## Start

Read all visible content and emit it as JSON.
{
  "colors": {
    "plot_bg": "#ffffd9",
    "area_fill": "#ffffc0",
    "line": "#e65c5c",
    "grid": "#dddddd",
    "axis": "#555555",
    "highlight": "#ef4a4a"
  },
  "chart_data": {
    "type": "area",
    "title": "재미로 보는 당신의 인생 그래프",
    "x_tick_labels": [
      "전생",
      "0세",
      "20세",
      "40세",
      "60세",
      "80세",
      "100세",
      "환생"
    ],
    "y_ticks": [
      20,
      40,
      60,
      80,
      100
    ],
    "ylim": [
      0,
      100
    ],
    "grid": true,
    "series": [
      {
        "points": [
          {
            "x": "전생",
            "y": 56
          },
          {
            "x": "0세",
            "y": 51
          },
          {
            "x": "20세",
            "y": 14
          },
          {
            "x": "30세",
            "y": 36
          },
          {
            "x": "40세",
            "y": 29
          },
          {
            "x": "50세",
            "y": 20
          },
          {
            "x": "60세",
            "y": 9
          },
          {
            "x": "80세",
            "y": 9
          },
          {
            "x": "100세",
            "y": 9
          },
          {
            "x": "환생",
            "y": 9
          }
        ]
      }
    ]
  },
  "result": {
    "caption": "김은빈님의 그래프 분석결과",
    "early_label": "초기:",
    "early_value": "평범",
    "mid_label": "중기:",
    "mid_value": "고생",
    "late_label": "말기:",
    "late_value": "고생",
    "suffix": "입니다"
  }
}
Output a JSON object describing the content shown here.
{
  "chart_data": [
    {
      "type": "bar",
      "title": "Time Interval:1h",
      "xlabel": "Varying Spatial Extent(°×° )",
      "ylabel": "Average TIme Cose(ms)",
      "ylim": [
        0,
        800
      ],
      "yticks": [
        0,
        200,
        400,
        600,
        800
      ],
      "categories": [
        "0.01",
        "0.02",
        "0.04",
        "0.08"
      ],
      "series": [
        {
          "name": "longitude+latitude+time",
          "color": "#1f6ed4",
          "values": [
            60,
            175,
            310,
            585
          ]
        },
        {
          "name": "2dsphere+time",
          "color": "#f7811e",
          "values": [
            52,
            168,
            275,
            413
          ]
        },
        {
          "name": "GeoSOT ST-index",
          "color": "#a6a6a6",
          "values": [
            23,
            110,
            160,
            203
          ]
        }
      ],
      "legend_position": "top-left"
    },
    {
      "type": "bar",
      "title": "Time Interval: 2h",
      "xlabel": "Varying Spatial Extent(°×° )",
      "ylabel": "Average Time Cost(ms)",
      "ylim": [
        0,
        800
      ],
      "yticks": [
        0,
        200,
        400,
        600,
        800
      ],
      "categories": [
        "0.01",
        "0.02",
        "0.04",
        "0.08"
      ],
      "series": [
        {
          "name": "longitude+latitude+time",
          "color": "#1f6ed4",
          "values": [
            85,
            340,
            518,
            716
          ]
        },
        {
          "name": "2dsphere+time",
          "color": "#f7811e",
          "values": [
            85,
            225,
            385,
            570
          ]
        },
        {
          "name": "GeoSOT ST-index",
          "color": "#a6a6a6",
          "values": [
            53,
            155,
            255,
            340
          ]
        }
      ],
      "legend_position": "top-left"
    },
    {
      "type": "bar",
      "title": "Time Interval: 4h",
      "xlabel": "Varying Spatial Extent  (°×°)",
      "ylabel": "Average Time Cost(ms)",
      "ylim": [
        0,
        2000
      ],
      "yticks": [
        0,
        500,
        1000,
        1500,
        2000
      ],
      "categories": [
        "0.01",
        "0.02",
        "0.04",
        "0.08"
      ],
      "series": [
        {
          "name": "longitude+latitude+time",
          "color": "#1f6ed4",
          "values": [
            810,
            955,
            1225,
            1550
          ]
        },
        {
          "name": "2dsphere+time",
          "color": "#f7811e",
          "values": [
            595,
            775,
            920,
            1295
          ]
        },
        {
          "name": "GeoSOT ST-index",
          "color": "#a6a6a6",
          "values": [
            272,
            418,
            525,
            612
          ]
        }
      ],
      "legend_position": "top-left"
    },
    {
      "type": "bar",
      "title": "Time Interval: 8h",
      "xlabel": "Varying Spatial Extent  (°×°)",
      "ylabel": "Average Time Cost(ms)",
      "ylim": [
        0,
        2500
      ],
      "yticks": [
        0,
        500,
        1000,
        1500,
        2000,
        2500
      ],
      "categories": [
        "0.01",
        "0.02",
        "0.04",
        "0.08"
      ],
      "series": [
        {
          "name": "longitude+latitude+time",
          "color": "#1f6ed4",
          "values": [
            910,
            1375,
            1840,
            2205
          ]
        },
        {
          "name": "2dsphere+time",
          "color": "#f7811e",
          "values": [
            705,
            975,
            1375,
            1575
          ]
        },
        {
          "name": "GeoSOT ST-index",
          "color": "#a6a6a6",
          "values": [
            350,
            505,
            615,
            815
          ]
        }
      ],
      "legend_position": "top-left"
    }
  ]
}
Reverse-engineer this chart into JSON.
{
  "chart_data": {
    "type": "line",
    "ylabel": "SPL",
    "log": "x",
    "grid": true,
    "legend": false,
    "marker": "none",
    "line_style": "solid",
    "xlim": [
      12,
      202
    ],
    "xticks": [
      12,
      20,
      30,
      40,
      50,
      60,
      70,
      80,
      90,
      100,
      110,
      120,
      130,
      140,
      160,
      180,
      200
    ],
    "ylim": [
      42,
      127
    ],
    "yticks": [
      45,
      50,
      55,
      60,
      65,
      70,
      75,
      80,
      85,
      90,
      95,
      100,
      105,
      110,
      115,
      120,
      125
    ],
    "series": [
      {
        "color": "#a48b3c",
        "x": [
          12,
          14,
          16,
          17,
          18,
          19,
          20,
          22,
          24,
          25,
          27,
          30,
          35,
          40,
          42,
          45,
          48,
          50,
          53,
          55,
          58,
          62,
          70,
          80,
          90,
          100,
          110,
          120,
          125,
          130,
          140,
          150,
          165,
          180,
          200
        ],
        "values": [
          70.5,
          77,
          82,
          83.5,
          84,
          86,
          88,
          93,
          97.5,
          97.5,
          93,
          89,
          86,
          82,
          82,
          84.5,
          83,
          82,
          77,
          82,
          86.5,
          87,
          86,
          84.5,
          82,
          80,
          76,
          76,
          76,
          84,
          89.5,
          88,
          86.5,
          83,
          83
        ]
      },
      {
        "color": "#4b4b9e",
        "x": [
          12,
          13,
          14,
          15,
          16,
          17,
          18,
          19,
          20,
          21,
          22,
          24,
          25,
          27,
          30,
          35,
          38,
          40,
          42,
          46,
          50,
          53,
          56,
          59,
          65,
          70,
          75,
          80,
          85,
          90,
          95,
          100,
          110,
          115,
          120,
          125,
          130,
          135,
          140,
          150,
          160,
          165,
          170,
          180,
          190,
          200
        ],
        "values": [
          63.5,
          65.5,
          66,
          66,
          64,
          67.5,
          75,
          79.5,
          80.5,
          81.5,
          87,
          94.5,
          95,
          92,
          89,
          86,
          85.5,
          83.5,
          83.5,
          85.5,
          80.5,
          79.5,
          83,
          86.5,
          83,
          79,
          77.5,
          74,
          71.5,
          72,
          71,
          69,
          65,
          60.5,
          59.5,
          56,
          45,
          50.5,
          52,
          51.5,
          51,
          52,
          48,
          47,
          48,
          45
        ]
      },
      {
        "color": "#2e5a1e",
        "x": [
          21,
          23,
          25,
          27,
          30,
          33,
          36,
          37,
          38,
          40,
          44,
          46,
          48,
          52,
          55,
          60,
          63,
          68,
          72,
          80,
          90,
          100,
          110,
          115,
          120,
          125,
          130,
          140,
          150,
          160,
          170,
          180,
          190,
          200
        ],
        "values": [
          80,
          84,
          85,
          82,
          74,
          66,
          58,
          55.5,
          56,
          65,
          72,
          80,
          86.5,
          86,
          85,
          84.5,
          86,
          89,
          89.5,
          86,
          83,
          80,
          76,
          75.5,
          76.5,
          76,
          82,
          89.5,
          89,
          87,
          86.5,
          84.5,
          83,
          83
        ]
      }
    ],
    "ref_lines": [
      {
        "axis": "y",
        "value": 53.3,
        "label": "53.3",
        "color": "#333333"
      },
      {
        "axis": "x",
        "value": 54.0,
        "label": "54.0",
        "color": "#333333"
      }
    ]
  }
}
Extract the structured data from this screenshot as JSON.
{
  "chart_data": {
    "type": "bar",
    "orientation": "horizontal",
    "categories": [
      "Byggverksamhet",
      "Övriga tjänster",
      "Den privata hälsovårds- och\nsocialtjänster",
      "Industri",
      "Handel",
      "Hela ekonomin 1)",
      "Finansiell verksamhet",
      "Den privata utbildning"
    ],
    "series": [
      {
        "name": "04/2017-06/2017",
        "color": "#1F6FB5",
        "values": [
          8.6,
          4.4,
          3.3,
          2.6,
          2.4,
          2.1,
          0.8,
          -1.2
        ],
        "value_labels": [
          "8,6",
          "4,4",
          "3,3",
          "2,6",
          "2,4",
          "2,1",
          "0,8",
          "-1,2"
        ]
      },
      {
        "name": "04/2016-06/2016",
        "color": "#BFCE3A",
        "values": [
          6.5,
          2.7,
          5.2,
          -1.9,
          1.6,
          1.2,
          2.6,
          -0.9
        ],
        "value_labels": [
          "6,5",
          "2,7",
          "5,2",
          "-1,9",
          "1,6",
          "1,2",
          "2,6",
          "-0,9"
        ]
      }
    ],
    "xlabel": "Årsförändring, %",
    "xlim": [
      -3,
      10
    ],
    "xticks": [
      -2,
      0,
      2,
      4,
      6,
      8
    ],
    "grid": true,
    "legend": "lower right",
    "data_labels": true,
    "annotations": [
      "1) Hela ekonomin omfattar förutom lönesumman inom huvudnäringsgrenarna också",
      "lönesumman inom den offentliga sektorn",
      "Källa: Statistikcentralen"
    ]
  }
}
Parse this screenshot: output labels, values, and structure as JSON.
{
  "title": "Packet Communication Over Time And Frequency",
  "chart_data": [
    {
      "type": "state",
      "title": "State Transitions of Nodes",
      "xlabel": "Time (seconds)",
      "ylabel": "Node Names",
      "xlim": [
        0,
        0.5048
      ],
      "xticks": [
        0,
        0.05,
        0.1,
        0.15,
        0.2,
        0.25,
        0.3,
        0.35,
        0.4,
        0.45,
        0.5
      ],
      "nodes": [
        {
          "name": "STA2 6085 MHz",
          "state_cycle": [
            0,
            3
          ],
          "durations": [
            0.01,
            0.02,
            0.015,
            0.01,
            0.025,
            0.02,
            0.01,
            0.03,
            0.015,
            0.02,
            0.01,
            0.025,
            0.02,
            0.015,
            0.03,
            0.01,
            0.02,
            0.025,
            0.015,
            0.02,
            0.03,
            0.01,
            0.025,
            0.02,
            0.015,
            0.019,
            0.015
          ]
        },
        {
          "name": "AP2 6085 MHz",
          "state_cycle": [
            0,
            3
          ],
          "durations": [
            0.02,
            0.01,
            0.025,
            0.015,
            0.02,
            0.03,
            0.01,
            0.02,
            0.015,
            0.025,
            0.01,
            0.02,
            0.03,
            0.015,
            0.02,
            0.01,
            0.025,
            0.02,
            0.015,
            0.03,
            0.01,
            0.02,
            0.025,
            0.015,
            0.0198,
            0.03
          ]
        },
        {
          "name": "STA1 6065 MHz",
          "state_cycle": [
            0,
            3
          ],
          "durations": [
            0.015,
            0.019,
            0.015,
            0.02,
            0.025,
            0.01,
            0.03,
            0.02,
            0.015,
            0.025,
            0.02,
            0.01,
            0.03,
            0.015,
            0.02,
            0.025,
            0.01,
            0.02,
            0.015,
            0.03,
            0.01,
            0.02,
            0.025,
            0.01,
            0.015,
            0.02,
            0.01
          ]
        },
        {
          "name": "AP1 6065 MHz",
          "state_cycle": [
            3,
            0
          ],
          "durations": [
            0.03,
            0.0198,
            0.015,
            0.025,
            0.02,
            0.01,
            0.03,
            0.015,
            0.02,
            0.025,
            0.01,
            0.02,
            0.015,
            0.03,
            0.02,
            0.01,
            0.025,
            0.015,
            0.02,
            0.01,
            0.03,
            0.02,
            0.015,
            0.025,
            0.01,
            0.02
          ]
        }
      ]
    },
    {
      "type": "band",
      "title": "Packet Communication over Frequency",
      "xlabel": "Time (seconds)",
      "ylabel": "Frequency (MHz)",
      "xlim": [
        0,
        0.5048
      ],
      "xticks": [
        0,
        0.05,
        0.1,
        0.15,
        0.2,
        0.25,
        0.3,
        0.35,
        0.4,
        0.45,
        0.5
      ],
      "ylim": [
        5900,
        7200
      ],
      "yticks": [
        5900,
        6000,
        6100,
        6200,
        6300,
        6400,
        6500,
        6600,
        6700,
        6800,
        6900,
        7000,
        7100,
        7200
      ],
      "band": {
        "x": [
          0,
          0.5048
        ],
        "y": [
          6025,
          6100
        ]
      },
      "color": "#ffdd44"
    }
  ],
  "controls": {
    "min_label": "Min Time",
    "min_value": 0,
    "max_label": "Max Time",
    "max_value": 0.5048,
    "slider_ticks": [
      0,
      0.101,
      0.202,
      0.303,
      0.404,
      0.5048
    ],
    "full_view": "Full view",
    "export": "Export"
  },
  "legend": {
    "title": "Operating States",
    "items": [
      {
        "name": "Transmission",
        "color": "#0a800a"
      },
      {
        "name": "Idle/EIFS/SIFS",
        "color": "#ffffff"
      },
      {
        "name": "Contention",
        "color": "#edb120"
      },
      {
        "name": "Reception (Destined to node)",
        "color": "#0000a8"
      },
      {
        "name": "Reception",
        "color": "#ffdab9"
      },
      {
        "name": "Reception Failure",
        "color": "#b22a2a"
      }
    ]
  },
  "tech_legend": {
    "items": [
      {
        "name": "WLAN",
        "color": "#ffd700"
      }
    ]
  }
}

## End

Your goal :: From the data, pick out every line that includes "Frequency".

Exercise result ::
  "title": "Packet Communication Over Time And Frequency",
      "title": "Packet Communication over Frequency",
      "ylabel": "Frequency (MHz)",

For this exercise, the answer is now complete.